- [Work to do] The records below must be output exactly, without pictures.

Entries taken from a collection

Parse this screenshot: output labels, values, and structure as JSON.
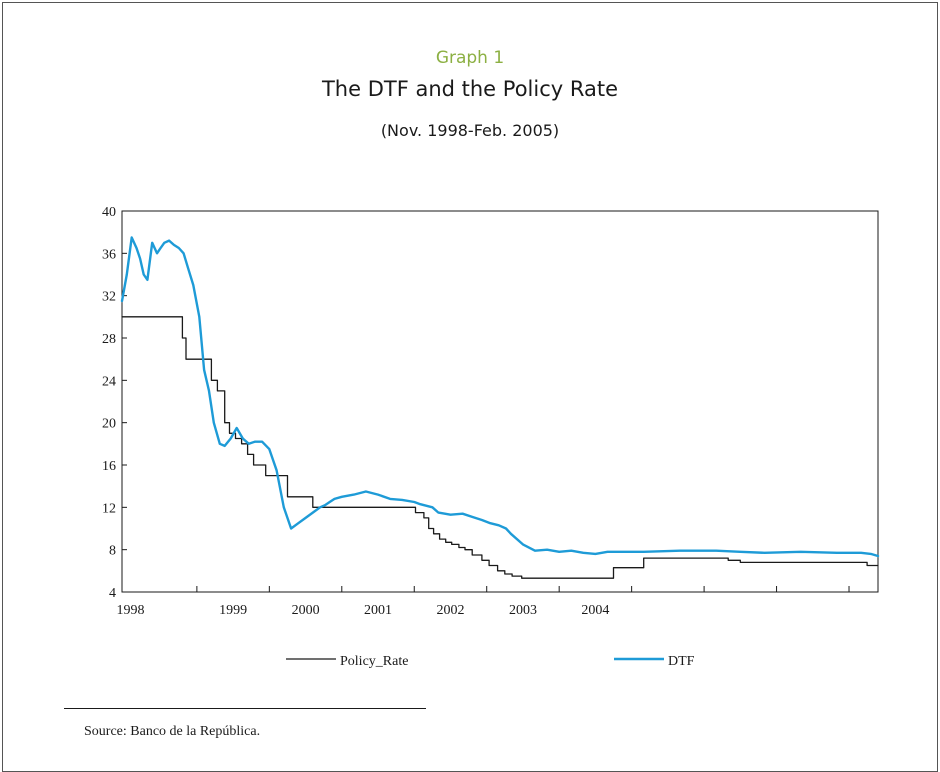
{
  "header": {
    "graph_number": "Graph 1",
    "title": "The DTF and the Policy Rate",
    "subtitle": "(Nov. 1998-Feb. 2005)"
  },
  "footer": {
    "source": "Source: Banco de la República."
  },
  "colors": {
    "policy_rate": "#1a1a1a",
    "dtf": "#1e9bd7",
    "graph_number": "#8cb043"
  },
  "chart_data": {
    "type": "line",
    "title": "The DTF and the Policy Rate",
    "subtitle": "(Nov. 1998-Feb. 2005)",
    "xlabel": "",
    "ylabel": "",
    "xlim": [
      1998.88,
      2005.14
    ],
    "ylim": [
      4,
      40
    ],
    "y_ticks": [
      4,
      8,
      12,
      16,
      20,
      24,
      28,
      32,
      36,
      40
    ],
    "x_tick_labels": [
      "1998",
      "1999",
      "2000",
      "2001",
      "2002",
      "2003",
      "2004"
    ],
    "x_tick_positions": [
      1998.88,
      1999.5,
      2000.1,
      2000.7,
      2001.3,
      2001.9,
      2002.5,
      2003.1,
      2003.7,
      2004.3,
      2004.9
    ],
    "x_label_positions": [
      1998.95,
      1999.8,
      2000.4,
      2001.0,
      2001.6,
      2002.2,
      2002.8
    ],
    "grid": false,
    "legend": "bottom",
    "series": [
      {
        "name": "Policy_Rate",
        "style": "step",
        "color": "#1a1a1a",
        "x": [
          1998.88,
          1999.38,
          1999.41,
          1999.46,
          1999.62,
          1999.67,
          1999.73,
          1999.77,
          1999.82,
          1999.87,
          1999.92,
          1999.97,
          2000.07,
          2000.25,
          2000.46,
          2000.51,
          2000.56,
          2001.31,
          2001.38,
          2001.42,
          2001.46,
          2001.51,
          2001.56,
          2001.61,
          2001.67,
          2001.72,
          2001.78,
          2001.86,
          2001.92,
          2001.99,
          2002.05,
          2002.11,
          2002.19,
          2002.23,
          2002.31,
          2002.95,
          2003.2,
          2003.45,
          2003.9,
          2004.0,
          2005.05,
          2005.14
        ],
        "values": [
          30,
          28,
          26,
          26,
          24,
          23,
          20,
          19,
          18.5,
          18,
          17,
          16,
          15,
          13,
          12,
          12,
          12,
          11.5,
          11,
          10,
          9.5,
          9,
          8.7,
          8.5,
          8.2,
          8,
          7.5,
          7,
          6.5,
          6,
          5.7,
          5.5,
          5.3,
          5.3,
          5.3,
          6.3,
          7.2,
          7.2,
          7.0,
          6.8,
          6.5,
          6.5
        ]
      },
      {
        "name": "DTF",
        "style": "line",
        "color": "#1e9bd7",
        "x": [
          1998.88,
          1998.92,
          1998.96,
          1999.0,
          1999.03,
          1999.06,
          1999.09,
          1999.13,
          1999.17,
          1999.2,
          1999.23,
          1999.27,
          1999.31,
          1999.35,
          1999.39,
          1999.43,
          1999.47,
          1999.52,
          1999.56,
          1999.6,
          1999.64,
          1999.69,
          1999.73,
          1999.78,
          1999.83,
          1999.88,
          1999.93,
          1999.98,
          2000.04,
          2000.1,
          2000.16,
          2000.22,
          2000.28,
          2000.34,
          2000.4,
          2000.46,
          2000.52,
          2000.56,
          2000.6,
          2000.64,
          2000.7,
          2000.8,
          2000.9,
          2001.0,
          2001.1,
          2001.2,
          2001.3,
          2001.35,
          2001.45,
          2001.5,
          2001.6,
          2001.7,
          2001.78,
          2001.86,
          2001.93,
          2002.0,
          2002.06,
          2002.1,
          2002.2,
          2002.3,
          2002.4,
          2002.5,
          2002.6,
          2002.7,
          2002.8,
          2002.9,
          2003.0,
          2003.2,
          2003.5,
          2003.8,
          2004.0,
          2004.2,
          2004.5,
          2004.8,
          2005.0,
          2005.08,
          2005.14
        ],
        "values": [
          31.5,
          34,
          37.5,
          36.5,
          35.5,
          34,
          33.5,
          37,
          36,
          36.5,
          37,
          37.2,
          36.8,
          36.5,
          36,
          34.5,
          33,
          30,
          25,
          23,
          20,
          18,
          17.8,
          18.5,
          19.5,
          18.5,
          18,
          18.2,
          18.2,
          17.5,
          15.5,
          12,
          10,
          10.5,
          11,
          11.5,
          12,
          12.2,
          12.5,
          12.8,
          13,
          13.2,
          13.5,
          13.2,
          12.8,
          12.7,
          12.5,
          12.3,
          12,
          11.5,
          11.3,
          11.4,
          11.1,
          10.8,
          10.5,
          10.3,
          10,
          9.5,
          8.5,
          7.9,
          8,
          7.8,
          7.9,
          7.7,
          7.6,
          7.8,
          7.8,
          7.8,
          7.9,
          7.9,
          7.8,
          7.7,
          7.8,
          7.7,
          7.7,
          7.6,
          7.4
        ]
      }
    ]
  }
}
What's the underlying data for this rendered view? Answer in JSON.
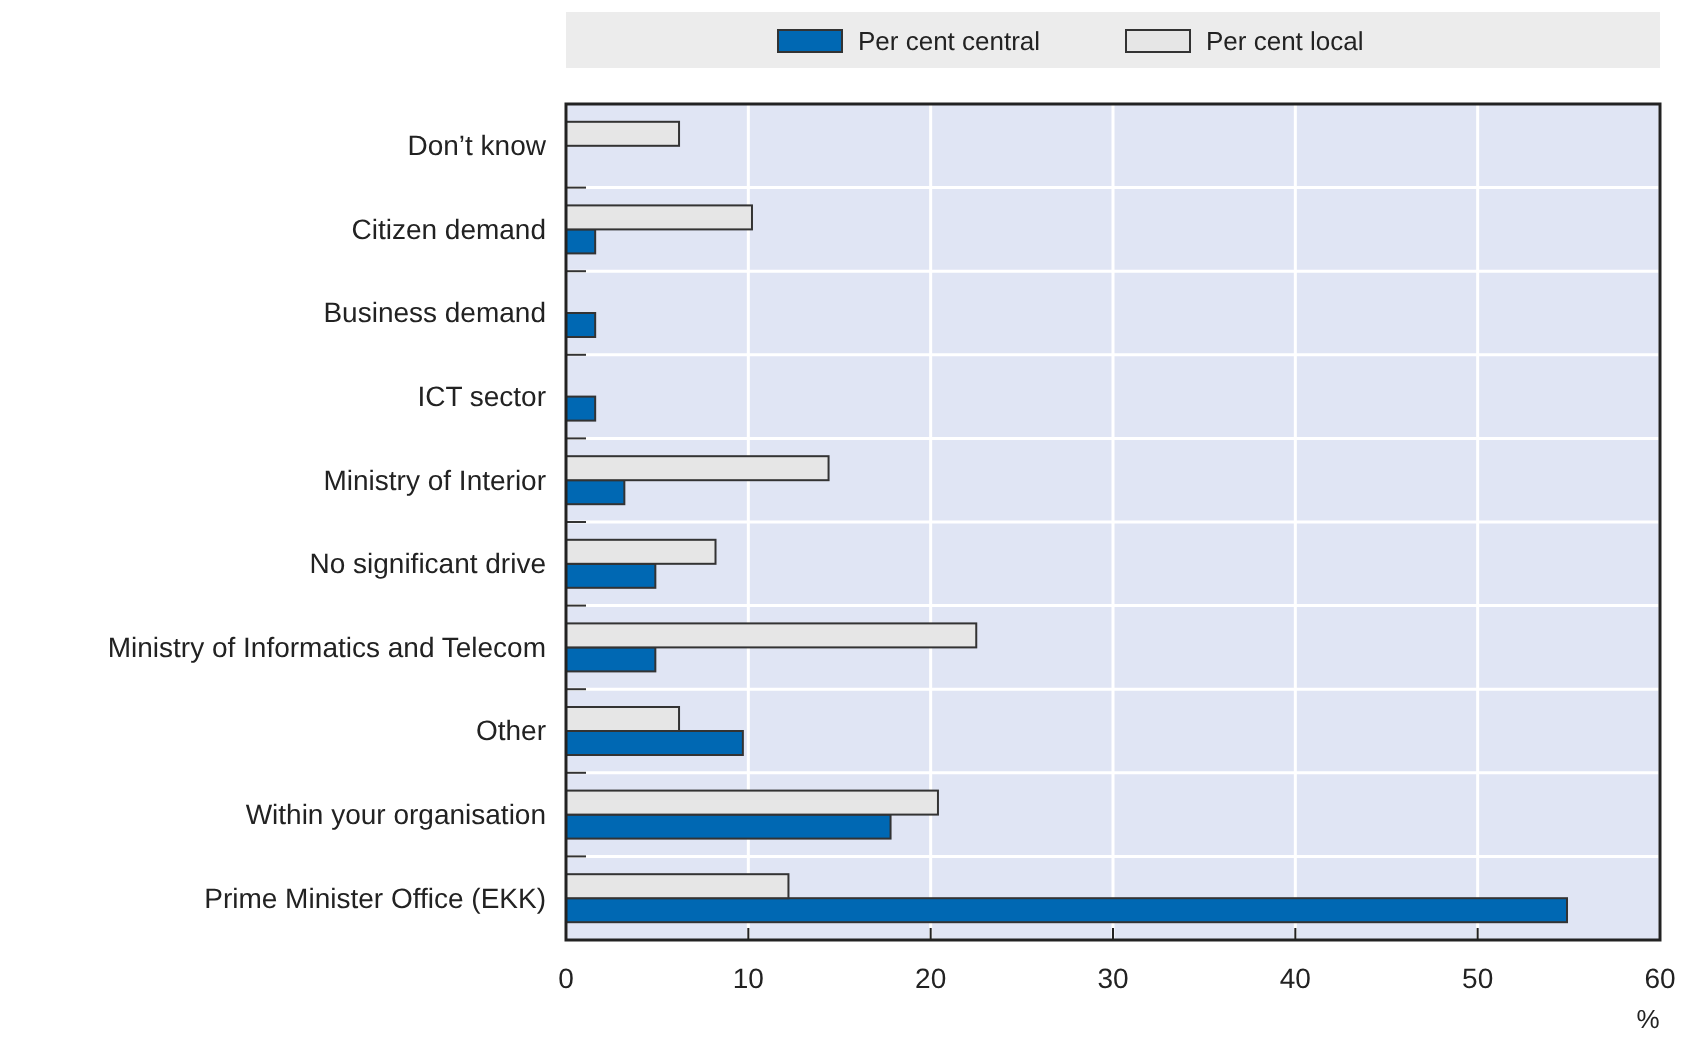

- [Solution for this exercise]
Parse this screenshot: output labels, values, and structure as JSON.
{
  "header": {
    "graph_number": "Graph 1",
    "title": "The DTF and the Policy Rate",
    "subtitle": "(Nov. 1998-Feb. 2005)"
  },
  "footer": {
    "source": "Source: Banco de la República."
  },
  "colors": {
    "policy_rate": "#1a1a1a",
    "dtf": "#1e9bd7",
    "graph_number": "#8cb043"
  },
  "chart_data": {
    "type": "line",
    "title": "The DTF and the Policy Rate",
    "subtitle": "(Nov. 1998-Feb. 2005)",
    "xlabel": "",
    "ylabel": "",
    "xlim": [
      1998.88,
      2005.14
    ],
    "ylim": [
      4,
      40
    ],
    "y_ticks": [
      4,
      8,
      12,
      16,
      20,
      24,
      28,
      32,
      36,
      40
    ],
    "x_tick_labels": [
      "1998",
      "1999",
      "2000",
      "2001",
      "2002",
      "2003",
      "2004"
    ],
    "x_tick_positions": [
      1998.88,
      1999.5,
      2000.1,
      2000.7,
      2001.3,
      2001.9,
      2002.5,
      2003.1,
      2003.7,
      2004.3,
      2004.9
    ],
    "x_label_positions": [
      1998.95,
      1999.8,
      2000.4,
      2001.0,
      2001.6,
      2002.2,
      2002.8
    ],
    "grid": false,
    "legend": "bottom",
    "series": [
      {
        "name": "Policy_Rate",
        "style": "step",
        "color": "#1a1a1a",
        "x": [
          1998.88,
          1999.38,
          1999.41,
          1999.46,
          1999.62,
          1999.67,
          1999.73,
          1999.77,
          1999.82,
          1999.87,
          1999.92,
          1999.97,
          2000.07,
          2000.25,
          2000.46,
          2000.51,
          2000.56,
          2001.31,
          2001.38,
          2001.42,
          2001.46,
          2001.51,
          2001.56,
          2001.61,
          2001.67,
          2001.72,
          2001.78,
          2001.86,
          2001.92,
          2001.99,
          2002.05,
          2002.11,
          2002.19,
          2002.23,
          2002.31,
          2002.95,
          2003.2,
          2003.45,
          2003.9,
          2004.0,
          2005.05,
          2005.14
        ],
        "values": [
          30,
          28,
          26,
          26,
          24,
          23,
          20,
          19,
          18.5,
          18,
          17,
          16,
          15,
          13,
          12,
          12,
          12,
          11.5,
          11,
          10,
          9.5,
          9,
          8.7,
          8.5,
          8.2,
          8,
          7.5,
          7,
          6.5,
          6,
          5.7,
          5.5,
          5.3,
          5.3,
          5.3,
          6.3,
          7.2,
          7.2,
          7.0,
          6.8,
          6.5,
          6.5
        ]
      },
      {
        "name": "DTF",
        "style": "line",
        "color": "#1e9bd7",
        "x": [
          1998.88,
          1998.92,
          1998.96,
          1999.0,
          1999.03,
          1999.06,
          1999.09,
          1999.13,
          1999.17,
          1999.2,
          1999.23,
          1999.27,
          1999.31,
          1999.35,
          1999.39,
          1999.43,
          1999.47,
          1999.52,
          1999.56,
          1999.6,
          1999.64,
          1999.69,
          1999.73,
          1999.78,
          1999.83,
          1999.88,
          1999.93,
          1999.98,
          2000.04,
          2000.1,
          2000.16,
          2000.22,
          2000.28,
          2000.34,
          2000.4,
          2000.46,
          2000.52,
          2000.56,
          2000.6,
          2000.64,
          2000.7,
          2000.8,
          2000.9,
          2001.0,
          2001.1,
          2001.2,
          2001.3,
          2001.35,
          2001.45,
          2001.5,
          2001.6,
          2001.7,
          2001.78,
          2001.86,
          2001.93,
          2002.0,
          2002.06,
          2002.1,
          2002.2,
          2002.3,
          2002.4,
          2002.5,
          2002.6,
          2002.7,
          2002.8,
          2002.9,
          2003.0,
          2003.2,
          2003.5,
          2003.8,
          2004.0,
          2004.2,
          2004.5,
          2004.8,
          2005.0,
          2005.08,
          2005.14
        ],
        "values": [
          31.5,
          34,
          37.5,
          36.5,
          35.5,
          34,
          33.5,
          37,
          36,
          36.5,
          37,
          37.2,
          36.8,
          36.5,
          36,
          34.5,
          33,
          30,
          25,
          23,
          20,
          18,
          17.8,
          18.5,
          19.5,
          18.5,
          18,
          18.2,
          18.2,
          17.5,
          15.5,
          12,
          10,
          10.5,
          11,
          11.5,
          12,
          12.2,
          12.5,
          12.8,
          13,
          13.2,
          13.5,
          13.2,
          12.8,
          12.7,
          12.5,
          12.3,
          12,
          11.5,
          11.3,
          11.4,
          11.1,
          10.8,
          10.5,
          10.3,
          10,
          9.5,
          8.5,
          7.9,
          8,
          7.8,
          7.9,
          7.7,
          7.6,
          7.8,
          7.8,
          7.8,
          7.9,
          7.9,
          7.8,
          7.7,
          7.8,
          7.7,
          7.7,
          7.6,
          7.4
        ]
      }
    ]
  }
}
What's the underlying data for this rendered view? Answer in JSON.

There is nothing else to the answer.